-- Recorded data --

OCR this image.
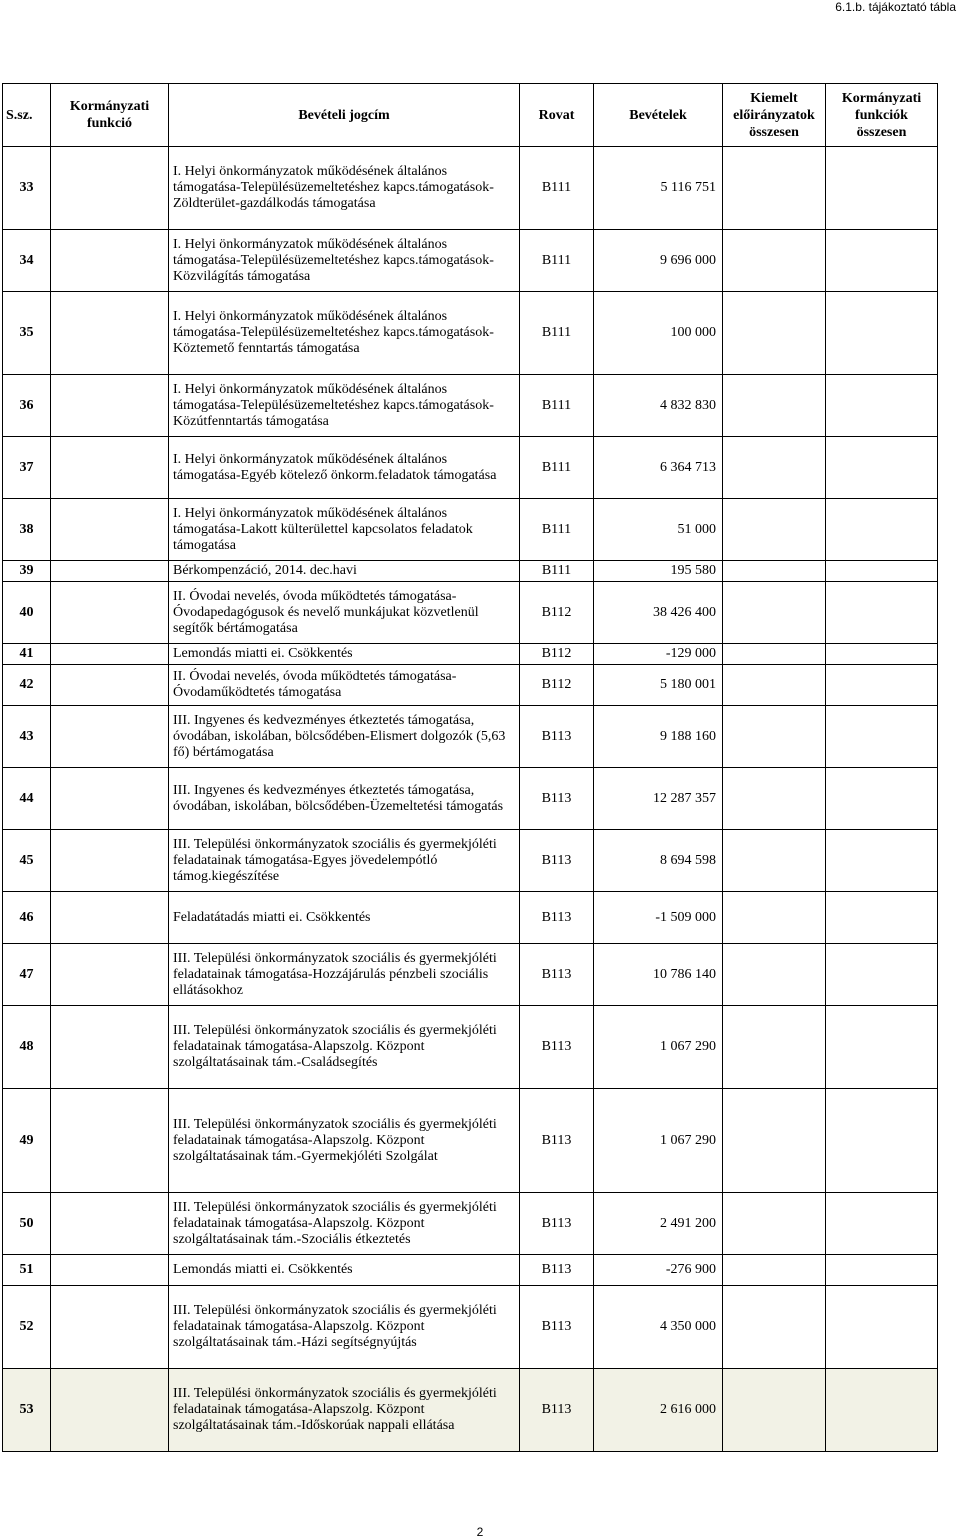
6.1.b. tájákoztató tábla
S.sz.	Kormányzati funkció	Bevételi jogcím	Rovat	Bevételek	Kiemelt előirányzatok összesen	Kormányzati funkciók összesen
33		I. Helyi önkormányzatok működésének általános támogatása-Településüzemeltetéshez kapcs.támogatások-Zöldterület-gazdálkodás támogatása	B111	5 116 751		
34		I. Helyi önkormányzatok működésének általános támogatása-Településüzemeltetéshez kapcs.támogatások-Közvilágítás támogatása	B111	9 696 000		
35		I. Helyi önkormányzatok működésének általános támogatása-Településüzemeltetéshez kapcs.támogatások-Köztemető fenntartás támogatása	B111	100 000		
36		I. Helyi önkormányzatok működésének általános támogatása-Településüzemeltetéshez kapcs.támogatások-Közútfenntartás támogatása	B111	4 832 830		
37		I. Helyi önkormányzatok működésének általános támogatása-Egyéb kötelező önkorm.feladatok támogatása	B111	6 364 713		
38		I. Helyi önkormányzatok működésének általános támogatása-Lakott külterülettel kapcsolatos feladatok támogatása	B111	51 000		
39		Bérkompenzáció, 2014. dec.havi	B111	195 580		
40		II. Óvodai nevelés, óvoda működtetés támogatása-Óvodapedagógusok és nevelő munkájukat közvetlenül segítők bértámogatása	B112	38 426 400		
41		Lemondás miatti ei. Csökkentés	B112	-129 000		
42		II. Óvodai nevelés, óvoda működtetés támogatása-Óvodaműködtetés támogatása	B112	5 180 001		
43		III. Ingyenes és kedvezményes étkeztetés támogatása, óvodában, iskolában, bölcsődében-Elismert dolgozók (5,63 fő) bértámogatása	B113	9 188 160		
44		III. Ingyenes és kedvezményes étkeztetés támogatása, óvodában, iskolában, bölcsődében-Üzemeltetési támogatás	B113	12 287 357		
45		III. Települési önkormányzatok szociális és gyermekjóléti feladatainak támogatása-Egyes jövedelempótló támog.kiegészítése	B113	8 694 598		
46		Feladatátadás miatti ei. Csökkentés	B113	-1 509 000		
47		III. Települési önkormányzatok szociális és gyermekjóléti feladatainak támogatása-Hozzájárulás pénzbeli szociális ellátásokhoz	B113	10 786 140		
48		III. Települési önkormányzatok szociális és gyermekjóléti feladatainak támogatása-Alapszolg. Központ szolgáltatásainak tám.-Családsegítés	B113	1 067 290		
49		III. Települési önkormányzatok szociális és gyermekjóléti feladatainak támogatása-Alapszolg. Központ szolgáltatásainak tám.-Gyermekjóléti Szolgálat	B113	1 067 290		
50		III. Települési önkormányzatok szociális és gyermekjóléti feladatainak támogatása-Alapszolg. Központ szolgáltatásainak tám.-Szociális étkeztetés	B113	2 491 200		
51		Lemondás miatti ei. Csökkentés	B113	-276 900		
52		III. Települési önkormányzatok szociális és gyermekjóléti feladatainak támogatása-Alapszolg. Központ szolgáltatásainak tám.-Házi segítségnyújtás	B113	4 350 000		
53		III. Települési önkormányzatok szociális és gyermekjóléti feladatainak támogatása-Alapszolg. Központ szolgáltatásainak tám.-Időskorúak nappali ellátása	B113	2 616 000		
2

-- WHAT NEEDS TO BE DONE --
Output a faithful copy of the data, with each picture left out.

-- FULL OUTPUT --
OCR this image.
6.1.b. tájákoztató tábla
S.sz.	Kormányzati funkció	Bevételi jogcím	Rovat	Bevételek	Kiemelt előirányzatok összesen	Kormányzati funkciók összesen
33		I. Helyi önkormányzatok működésének általános támogatása-Településüzemeltetéshez kapcs.támogatások-Zöldterület-gazdálkodás támogatása	B111	5 116 751		
34		I. Helyi önkormányzatok működésének általános támogatása-Településüzemeltetéshez kapcs.támogatások-Közvilágítás támogatása	B111	9 696 000		
35		I. Helyi önkormányzatok működésének általános támogatása-Településüzemeltetéshez kapcs.támogatások-Köztemető fenntartás támogatása	B111	100 000		
36		I. Helyi önkormányzatok működésének általános támogatása-Településüzemeltetéshez kapcs.támogatások-Közútfenntartás támogatása	B111	4 832 830		
37		I. Helyi önkormányzatok működésének általános támogatása-Egyéb kötelező önkorm.feladatok támogatása	B111	6 364 713		
38		I. Helyi önkormányzatok működésének általános támogatása-Lakott külterülettel kapcsolatos feladatok támogatása	B111	51 000		
39		Bérkompenzáció, 2014. dec.havi	B111	195 580		
40		II. Óvodai nevelés, óvoda működtetés támogatása-Óvodapedagógusok és nevelő munkájukat közvetlenül segítők bértámogatása	B112	38 426 400		
41		Lemondás miatti ei. Csökkentés	B112	-129 000		
42		II. Óvodai nevelés, óvoda működtetés támogatása-Óvodaműködtetés támogatása	B112	5 180 001		
43		III. Ingyenes és kedvezményes étkeztetés támogatása, óvodában, iskolában, bölcsődében-Elismert dolgozók (5,63 fő) bértámogatása	B113	9 188 160		
44		III. Ingyenes és kedvezményes étkeztetés támogatása, óvodában, iskolában, bölcsődében-Üzemeltetési támogatás	B113	12 287 357		
45		III. Települési önkormányzatok szociális és gyermekjóléti feladatainak támogatása-Egyes jövedelempótló támog.kiegészítése	B113	8 694 598		
46		Feladatátadás miatti ei. Csökkentés	B113	-1 509 000		
47		III. Települési önkormányzatok szociális és gyermekjóléti feladatainak támogatása-Hozzájárulás pénzbeli szociális ellátásokhoz	B113	10 786 140		
48		III. Települési önkormányzatok szociális és gyermekjóléti feladatainak támogatása-Alapszolg. Központ szolgáltatásainak tám.-Családsegítés	B113	1 067 290		
49		III. Települési önkormányzatok szociális és gyermekjóléti feladatainak támogatása-Alapszolg. Központ szolgáltatásainak tám.-Gyermekjóléti Szolgálat	B113	1 067 290		
50		III. Települési önkormányzatok szociális és gyermekjóléti feladatainak támogatása-Alapszolg. Központ szolgáltatásainak tám.-Szociális étkeztetés	B113	2 491 200		
51		Lemondás miatti ei. Csökkentés	B113	-276 900		
52		III. Települési önkormányzatok szociális és gyermekjóléti feladatainak támogatása-Alapszolg. Központ szolgáltatásainak tám.-Házi segítségnyújtás	B113	4 350 000		
53		III. Települési önkormányzatok szociális és gyermekjóléti feladatainak támogatása-Alapszolg. Központ szolgáltatásainak tám.-Időskorúak nappali ellátása	B113	2 616 000		
2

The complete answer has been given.